[Records from a data source]

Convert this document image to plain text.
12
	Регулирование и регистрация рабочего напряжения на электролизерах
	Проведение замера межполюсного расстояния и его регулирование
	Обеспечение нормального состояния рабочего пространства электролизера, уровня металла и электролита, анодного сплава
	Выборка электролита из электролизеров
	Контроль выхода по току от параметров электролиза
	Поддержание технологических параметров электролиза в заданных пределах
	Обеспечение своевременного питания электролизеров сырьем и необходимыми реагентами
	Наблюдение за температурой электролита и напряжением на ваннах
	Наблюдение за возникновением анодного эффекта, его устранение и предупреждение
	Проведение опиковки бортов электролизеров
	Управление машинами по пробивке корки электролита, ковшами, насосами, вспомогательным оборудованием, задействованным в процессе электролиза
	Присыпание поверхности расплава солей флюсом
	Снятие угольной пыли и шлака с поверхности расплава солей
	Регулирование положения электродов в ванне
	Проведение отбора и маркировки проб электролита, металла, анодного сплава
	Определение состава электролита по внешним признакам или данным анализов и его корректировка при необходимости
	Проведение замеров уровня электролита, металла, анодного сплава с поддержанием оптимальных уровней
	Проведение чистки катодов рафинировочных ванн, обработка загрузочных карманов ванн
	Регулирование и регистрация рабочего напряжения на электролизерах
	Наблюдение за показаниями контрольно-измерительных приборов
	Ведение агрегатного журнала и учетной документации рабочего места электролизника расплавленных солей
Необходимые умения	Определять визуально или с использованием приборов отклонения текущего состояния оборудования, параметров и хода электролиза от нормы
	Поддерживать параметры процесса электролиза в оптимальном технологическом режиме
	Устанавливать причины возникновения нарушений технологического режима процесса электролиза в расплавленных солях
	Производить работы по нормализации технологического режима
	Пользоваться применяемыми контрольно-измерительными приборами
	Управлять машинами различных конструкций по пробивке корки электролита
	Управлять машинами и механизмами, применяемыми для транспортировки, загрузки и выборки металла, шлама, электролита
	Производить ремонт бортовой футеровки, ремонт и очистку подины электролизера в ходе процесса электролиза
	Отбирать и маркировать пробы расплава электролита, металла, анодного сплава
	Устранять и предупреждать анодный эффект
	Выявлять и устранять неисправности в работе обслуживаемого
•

> [The exercise]: Copy every record above exactly as it appears.

> [Solution for this exercise]:
Convert this document image to plain text.
12
	Регулирование и регистрация рабочего напряжения на электролизерах
	Проведение замера межполюсного расстояния и его регулирование
	Обеспечение нормального состояния рабочего пространства электролизера, уровня металла и электролита, анодного сплава
	Выборка электролита из электролизеров
	Контроль выхода по току от параметров электролиза
	Поддержание технологических параметров электролиза в заданных пределах
	Обеспечение своевременного питания электролизеров сырьем и необходимыми реагентами
	Наблюдение за температурой электролита и напряжением на ваннах
	Наблюдение за возникновением анодного эффекта, его устранение и предупреждение
	Проведение опиковки бортов электролизеров
	Управление машинами по пробивке корки электролита, ковшами, насосами, вспомогательным оборудованием, задействованным в процессе электролиза
	Присыпание поверхности расплава солей флюсом
	Снятие угольной пыли и шлака с поверхности расплава солей
	Регулирование положения электродов в ванне
	Проведение отбора и маркировки проб электролита, металла, анодного сплава
	Определение состава электролита по внешним признакам или данным анализов и его корректировка при необходимости
	Проведение замеров уровня электролита, металла, анодного сплава с поддержанием оптимальных уровней
	Проведение чистки катодов рафинировочных ванн, обработка загрузочных карманов ванн
	Регулирование и регистрация рабочего напряжения на электролизерах
	Наблюдение за показаниями контрольно-измерительных приборов
	Ведение агрегатного журнала и учетной документации рабочего места электролизника расплавленных солей
Необходимые умения	Определять визуально или с использованием приборов отклонения текущего состояния оборудования, параметров и хода электролиза от нормы
	Поддерживать параметры процесса электролиза в оптимальном технологическом режиме
	Устанавливать причины возникновения нарушений технологического режима процесса электролиза в расплавленных солях
	Производить работы по нормализации технологического режима
	Пользоваться применяемыми контрольно-измерительными приборами
	Управлять машинами различных конструкций по пробивке корки электролита
	Управлять машинами и механизмами, применяемыми для транспортировки, загрузки и выборки металла, шлама, электролита
	Производить ремонт бортовой футеровки, ремонт и очистку подины электролизера в ходе процесса электролиза
	Отбирать и маркировать пробы расплава электролита, металла, анодного сплава
	Устранять и предупреждать анодный эффект
	Выявлять и устранять неисправности в работе обслуживаемого
•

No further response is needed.